● Task to carry out
Below are the records. How many of their lines contain "Agents"? Give only the number.

● Stored items from a collection
Segment Open

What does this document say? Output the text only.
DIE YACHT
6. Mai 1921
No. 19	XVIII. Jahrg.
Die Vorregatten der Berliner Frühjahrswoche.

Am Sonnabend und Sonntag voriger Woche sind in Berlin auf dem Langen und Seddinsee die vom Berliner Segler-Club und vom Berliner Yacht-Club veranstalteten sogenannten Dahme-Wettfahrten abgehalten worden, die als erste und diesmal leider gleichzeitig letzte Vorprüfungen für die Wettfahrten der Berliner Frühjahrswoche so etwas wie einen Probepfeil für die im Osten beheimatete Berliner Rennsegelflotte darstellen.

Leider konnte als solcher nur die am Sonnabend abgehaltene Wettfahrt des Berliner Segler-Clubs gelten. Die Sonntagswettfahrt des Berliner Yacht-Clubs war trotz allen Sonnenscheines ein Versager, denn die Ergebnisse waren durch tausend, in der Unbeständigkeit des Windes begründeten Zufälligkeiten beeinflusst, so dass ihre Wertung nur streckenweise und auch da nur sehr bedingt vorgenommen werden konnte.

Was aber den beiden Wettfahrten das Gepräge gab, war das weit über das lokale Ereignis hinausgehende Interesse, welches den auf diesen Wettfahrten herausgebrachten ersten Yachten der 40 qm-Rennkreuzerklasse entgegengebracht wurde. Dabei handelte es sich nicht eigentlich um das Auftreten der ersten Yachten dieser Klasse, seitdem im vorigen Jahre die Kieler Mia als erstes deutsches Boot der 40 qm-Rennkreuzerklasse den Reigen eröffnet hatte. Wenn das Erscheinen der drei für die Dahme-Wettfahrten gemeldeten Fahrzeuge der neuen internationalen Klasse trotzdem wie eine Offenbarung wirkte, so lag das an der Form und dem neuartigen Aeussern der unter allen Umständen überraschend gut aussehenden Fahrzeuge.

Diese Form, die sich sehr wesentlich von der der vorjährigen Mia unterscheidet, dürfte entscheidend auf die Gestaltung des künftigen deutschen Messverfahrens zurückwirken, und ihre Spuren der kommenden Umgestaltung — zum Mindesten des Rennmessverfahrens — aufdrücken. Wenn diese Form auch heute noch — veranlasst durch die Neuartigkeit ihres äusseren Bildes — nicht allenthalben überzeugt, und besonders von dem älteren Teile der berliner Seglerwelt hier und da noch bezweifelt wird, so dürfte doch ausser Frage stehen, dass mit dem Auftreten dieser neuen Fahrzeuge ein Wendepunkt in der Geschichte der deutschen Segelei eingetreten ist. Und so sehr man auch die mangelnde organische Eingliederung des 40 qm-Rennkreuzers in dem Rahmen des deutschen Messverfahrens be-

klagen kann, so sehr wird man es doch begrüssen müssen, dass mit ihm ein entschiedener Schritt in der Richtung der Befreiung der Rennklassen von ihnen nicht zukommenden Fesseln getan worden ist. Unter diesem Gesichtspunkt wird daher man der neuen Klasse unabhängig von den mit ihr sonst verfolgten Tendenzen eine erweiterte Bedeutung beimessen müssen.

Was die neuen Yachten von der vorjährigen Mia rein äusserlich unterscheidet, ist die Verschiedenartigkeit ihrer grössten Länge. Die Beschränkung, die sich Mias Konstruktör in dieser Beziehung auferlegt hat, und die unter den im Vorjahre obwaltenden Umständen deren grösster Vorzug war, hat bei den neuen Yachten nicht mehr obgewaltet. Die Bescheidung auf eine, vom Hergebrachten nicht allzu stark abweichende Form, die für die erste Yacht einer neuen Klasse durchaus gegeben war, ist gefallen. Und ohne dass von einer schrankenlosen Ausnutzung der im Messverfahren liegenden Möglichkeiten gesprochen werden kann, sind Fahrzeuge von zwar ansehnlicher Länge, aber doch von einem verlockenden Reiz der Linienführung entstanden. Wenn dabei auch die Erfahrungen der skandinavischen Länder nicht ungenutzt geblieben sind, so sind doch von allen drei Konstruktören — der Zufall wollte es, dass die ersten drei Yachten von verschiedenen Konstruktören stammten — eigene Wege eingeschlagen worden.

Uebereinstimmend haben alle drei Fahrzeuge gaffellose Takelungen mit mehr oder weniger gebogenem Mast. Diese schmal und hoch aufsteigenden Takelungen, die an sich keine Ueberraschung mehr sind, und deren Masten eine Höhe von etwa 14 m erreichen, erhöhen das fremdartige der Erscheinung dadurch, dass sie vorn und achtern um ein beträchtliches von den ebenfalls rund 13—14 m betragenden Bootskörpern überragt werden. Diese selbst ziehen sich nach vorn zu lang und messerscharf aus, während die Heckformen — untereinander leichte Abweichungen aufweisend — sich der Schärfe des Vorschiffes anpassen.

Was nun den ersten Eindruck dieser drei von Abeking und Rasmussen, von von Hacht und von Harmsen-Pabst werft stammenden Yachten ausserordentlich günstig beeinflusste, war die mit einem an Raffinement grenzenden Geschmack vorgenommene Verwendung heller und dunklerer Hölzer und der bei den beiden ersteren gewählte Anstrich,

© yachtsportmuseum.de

Segment Closed
Segment Open

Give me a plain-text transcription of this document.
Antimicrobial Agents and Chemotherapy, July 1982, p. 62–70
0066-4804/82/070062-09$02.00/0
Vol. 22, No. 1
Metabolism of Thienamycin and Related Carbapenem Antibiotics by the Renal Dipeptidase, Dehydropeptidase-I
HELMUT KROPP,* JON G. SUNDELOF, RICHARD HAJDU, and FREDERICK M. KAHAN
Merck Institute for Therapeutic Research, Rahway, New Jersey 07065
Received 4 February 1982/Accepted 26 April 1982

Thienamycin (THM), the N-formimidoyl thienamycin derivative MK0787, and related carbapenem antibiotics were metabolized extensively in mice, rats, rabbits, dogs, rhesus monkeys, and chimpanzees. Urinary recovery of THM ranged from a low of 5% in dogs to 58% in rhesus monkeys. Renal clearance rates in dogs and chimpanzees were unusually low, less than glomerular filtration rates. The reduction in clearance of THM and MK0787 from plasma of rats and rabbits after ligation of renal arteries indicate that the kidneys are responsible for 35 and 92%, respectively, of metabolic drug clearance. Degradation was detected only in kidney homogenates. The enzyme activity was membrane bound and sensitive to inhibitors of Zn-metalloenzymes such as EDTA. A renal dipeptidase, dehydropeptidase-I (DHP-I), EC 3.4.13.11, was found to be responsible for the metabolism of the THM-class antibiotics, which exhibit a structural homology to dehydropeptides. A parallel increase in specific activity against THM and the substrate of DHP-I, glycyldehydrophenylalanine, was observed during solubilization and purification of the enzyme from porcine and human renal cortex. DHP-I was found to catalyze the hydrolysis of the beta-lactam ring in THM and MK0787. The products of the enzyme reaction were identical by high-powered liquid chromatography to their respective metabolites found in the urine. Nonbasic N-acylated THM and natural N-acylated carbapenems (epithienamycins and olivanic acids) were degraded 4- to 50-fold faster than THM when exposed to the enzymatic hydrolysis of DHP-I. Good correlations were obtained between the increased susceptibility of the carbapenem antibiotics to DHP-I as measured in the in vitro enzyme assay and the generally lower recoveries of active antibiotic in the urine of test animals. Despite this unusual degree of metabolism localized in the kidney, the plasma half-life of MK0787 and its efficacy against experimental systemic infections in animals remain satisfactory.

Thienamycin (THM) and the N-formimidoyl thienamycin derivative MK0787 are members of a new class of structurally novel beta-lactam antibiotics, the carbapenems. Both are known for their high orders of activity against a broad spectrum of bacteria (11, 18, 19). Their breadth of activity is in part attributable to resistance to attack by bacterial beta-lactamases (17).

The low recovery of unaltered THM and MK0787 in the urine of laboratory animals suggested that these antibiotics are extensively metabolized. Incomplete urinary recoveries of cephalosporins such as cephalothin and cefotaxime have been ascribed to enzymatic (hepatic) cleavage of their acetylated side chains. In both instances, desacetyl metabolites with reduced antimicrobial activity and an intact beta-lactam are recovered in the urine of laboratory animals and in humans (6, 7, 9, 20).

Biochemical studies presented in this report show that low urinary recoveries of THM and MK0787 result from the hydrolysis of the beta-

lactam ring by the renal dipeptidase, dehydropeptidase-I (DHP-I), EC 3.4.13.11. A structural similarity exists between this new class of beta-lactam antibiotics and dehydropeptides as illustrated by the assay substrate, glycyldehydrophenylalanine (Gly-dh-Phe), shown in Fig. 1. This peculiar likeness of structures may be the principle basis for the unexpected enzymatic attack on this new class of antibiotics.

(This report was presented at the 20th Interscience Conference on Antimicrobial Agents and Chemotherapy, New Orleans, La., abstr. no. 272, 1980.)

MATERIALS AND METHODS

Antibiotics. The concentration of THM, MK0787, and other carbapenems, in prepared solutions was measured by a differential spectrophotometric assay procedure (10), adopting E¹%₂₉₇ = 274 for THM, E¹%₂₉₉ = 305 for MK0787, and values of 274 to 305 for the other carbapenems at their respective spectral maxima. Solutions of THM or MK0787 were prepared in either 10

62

Segment Closed

● Task solution
2